(Stored data entries)
## Begin
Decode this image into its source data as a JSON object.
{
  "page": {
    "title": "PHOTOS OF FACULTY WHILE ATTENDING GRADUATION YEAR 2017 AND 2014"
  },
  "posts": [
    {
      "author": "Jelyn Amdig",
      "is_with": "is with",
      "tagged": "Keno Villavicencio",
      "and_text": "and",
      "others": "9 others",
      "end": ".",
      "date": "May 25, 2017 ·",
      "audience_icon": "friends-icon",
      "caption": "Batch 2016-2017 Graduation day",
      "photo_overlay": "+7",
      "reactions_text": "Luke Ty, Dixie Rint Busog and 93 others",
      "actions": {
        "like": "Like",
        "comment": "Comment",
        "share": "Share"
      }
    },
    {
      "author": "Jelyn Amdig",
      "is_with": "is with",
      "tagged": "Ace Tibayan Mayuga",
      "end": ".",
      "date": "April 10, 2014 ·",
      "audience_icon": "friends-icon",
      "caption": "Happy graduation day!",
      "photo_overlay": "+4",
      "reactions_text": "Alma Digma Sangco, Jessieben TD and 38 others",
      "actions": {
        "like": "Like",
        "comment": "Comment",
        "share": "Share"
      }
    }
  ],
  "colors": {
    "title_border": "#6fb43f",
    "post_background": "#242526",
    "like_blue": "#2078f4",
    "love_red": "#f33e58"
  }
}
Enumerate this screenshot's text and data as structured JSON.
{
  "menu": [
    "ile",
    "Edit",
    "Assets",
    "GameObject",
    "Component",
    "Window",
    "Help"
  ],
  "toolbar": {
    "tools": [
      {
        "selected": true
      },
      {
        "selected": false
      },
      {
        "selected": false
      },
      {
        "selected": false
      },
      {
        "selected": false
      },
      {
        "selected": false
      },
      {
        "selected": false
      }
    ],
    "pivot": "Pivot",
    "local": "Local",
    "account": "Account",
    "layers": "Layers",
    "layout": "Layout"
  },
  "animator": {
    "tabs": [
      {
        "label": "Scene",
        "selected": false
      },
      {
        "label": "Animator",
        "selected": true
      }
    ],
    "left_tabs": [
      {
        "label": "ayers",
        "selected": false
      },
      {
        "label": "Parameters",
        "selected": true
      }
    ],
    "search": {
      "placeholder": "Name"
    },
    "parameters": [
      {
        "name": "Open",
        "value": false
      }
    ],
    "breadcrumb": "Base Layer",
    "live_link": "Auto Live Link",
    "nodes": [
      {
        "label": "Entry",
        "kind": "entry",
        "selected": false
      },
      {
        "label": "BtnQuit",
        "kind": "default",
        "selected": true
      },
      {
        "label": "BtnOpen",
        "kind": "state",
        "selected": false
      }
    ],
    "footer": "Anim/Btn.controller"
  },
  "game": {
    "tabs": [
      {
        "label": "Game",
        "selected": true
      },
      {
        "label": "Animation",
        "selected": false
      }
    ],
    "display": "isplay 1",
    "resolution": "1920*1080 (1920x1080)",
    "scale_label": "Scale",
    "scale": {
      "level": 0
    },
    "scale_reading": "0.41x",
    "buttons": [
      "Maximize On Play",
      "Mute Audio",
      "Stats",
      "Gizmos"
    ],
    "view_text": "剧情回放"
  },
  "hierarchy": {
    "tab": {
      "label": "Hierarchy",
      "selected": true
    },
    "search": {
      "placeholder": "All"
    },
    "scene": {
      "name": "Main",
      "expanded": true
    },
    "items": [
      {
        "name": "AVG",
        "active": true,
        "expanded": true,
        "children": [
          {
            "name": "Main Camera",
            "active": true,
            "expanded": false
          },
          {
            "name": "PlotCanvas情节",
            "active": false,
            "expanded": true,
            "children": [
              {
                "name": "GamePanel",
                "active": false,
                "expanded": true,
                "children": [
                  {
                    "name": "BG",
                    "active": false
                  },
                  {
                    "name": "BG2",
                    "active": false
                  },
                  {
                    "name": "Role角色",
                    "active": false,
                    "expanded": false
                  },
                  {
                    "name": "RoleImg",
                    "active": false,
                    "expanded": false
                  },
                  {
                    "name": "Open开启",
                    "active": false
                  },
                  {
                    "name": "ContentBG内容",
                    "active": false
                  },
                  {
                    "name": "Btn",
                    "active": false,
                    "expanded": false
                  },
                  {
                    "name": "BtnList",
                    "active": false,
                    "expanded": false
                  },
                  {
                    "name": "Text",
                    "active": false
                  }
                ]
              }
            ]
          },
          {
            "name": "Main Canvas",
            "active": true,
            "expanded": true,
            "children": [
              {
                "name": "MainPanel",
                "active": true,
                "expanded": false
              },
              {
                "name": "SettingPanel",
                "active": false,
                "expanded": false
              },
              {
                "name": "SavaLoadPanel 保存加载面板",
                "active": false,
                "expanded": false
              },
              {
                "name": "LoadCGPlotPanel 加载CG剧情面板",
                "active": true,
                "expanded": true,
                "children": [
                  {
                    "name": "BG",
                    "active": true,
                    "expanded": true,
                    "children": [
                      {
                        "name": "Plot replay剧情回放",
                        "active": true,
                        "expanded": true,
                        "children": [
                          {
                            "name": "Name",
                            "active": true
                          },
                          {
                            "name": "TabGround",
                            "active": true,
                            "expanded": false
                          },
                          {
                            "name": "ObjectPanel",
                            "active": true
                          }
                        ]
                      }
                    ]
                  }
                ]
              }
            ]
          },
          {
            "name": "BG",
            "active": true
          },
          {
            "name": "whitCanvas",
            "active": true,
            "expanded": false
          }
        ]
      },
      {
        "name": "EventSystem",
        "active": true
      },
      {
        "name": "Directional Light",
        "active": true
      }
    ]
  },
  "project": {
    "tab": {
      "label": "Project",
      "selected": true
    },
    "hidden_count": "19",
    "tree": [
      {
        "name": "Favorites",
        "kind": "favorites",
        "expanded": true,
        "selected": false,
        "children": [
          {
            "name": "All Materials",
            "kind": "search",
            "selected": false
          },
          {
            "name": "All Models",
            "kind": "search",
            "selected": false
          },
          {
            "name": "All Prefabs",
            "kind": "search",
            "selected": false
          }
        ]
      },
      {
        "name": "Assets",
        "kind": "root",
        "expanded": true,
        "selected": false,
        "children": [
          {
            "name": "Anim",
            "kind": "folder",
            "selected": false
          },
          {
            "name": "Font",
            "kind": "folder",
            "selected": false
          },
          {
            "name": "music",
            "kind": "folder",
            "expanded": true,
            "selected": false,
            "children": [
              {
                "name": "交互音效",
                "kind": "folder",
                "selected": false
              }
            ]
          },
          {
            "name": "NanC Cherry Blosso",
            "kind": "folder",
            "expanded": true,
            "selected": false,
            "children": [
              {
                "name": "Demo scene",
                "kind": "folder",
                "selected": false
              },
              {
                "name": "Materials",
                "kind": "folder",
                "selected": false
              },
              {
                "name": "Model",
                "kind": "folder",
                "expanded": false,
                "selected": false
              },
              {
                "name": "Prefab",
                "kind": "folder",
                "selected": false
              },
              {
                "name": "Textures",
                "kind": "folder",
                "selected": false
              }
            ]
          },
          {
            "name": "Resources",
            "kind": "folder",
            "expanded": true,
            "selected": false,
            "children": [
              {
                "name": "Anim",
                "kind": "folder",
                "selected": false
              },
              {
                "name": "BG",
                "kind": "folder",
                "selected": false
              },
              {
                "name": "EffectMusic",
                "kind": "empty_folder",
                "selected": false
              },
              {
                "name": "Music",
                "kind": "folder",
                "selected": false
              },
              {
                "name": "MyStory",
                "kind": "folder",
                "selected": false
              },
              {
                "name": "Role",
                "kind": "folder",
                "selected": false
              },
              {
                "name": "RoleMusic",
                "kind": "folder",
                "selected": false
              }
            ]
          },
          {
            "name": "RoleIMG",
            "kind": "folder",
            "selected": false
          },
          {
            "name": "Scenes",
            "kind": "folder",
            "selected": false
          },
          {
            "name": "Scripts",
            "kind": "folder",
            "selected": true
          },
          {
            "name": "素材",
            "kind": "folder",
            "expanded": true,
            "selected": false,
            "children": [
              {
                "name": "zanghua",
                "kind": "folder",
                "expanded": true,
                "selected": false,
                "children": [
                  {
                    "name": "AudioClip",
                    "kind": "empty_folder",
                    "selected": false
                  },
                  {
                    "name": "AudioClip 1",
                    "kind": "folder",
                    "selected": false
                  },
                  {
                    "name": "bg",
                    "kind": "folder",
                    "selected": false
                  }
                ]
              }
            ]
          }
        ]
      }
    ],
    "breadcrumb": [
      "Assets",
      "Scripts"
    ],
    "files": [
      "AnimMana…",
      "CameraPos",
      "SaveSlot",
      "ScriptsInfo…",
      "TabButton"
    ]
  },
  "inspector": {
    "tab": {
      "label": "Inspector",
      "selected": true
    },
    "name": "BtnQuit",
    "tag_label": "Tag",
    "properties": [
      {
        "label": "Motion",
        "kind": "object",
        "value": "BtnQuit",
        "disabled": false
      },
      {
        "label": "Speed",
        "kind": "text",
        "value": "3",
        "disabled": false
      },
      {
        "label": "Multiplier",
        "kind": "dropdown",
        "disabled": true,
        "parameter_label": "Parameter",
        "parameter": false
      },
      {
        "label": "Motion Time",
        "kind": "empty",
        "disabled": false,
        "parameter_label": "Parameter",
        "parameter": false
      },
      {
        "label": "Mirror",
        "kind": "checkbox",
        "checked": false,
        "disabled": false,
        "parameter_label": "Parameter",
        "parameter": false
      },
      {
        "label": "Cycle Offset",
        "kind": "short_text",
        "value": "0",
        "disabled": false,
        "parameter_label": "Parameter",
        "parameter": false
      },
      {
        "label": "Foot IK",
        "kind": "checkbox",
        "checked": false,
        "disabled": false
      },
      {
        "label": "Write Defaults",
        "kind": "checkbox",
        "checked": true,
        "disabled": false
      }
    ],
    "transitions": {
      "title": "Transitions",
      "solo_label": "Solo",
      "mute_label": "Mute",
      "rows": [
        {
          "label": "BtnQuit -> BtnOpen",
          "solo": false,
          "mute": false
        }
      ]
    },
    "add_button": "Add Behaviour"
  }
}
## End
## WHAT TO DO
In the records above, find each line holding "value" and copy it.

## SOLUTION
        "value": false
        "value": "BtnQuit",
        "value": "3",
        "value": "0",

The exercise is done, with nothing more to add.